* THE TASK *
Of the lines below, how many hold the string "Attendance"? Give only the number.

* DATA *
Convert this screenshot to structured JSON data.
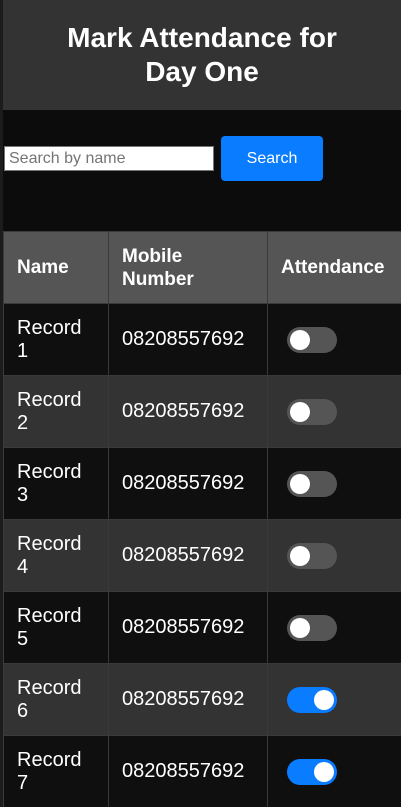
{
  "header": {
    "title": "Mark Attendance for Day One"
  },
  "search": {
    "placeholder": "Search by name",
    "value": "",
    "button_label": "Search"
  },
  "table": {
    "columns": [
      "Name",
      "Mobile Number",
      "Attendance"
    ],
    "rows": [
      {
        "name": "Record 1",
        "mobile": "08208557692",
        "present": false
      },
      {
        "name": "Record 2",
        "mobile": "08208557692",
        "present": false
      },
      {
        "name": "Record 3",
        "mobile": "08208557692",
        "present": false
      },
      {
        "name": "Record 4",
        "mobile": "08208557692",
        "present": false
      },
      {
        "name": "Record 5",
        "mobile": "08208557692",
        "present": false
      },
      {
        "name": "Record 6",
        "mobile": "08208557692",
        "present": true
      },
      {
        "name": "Record 7",
        "mobile": "08208557692",
        "present": true
      }
    ]
  },
  "colors": {
    "accent": "#0a7cff",
    "toggle_off": "#555555",
    "header_bg": "#333333"
  }
}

* THE COMPLETED TASK *
2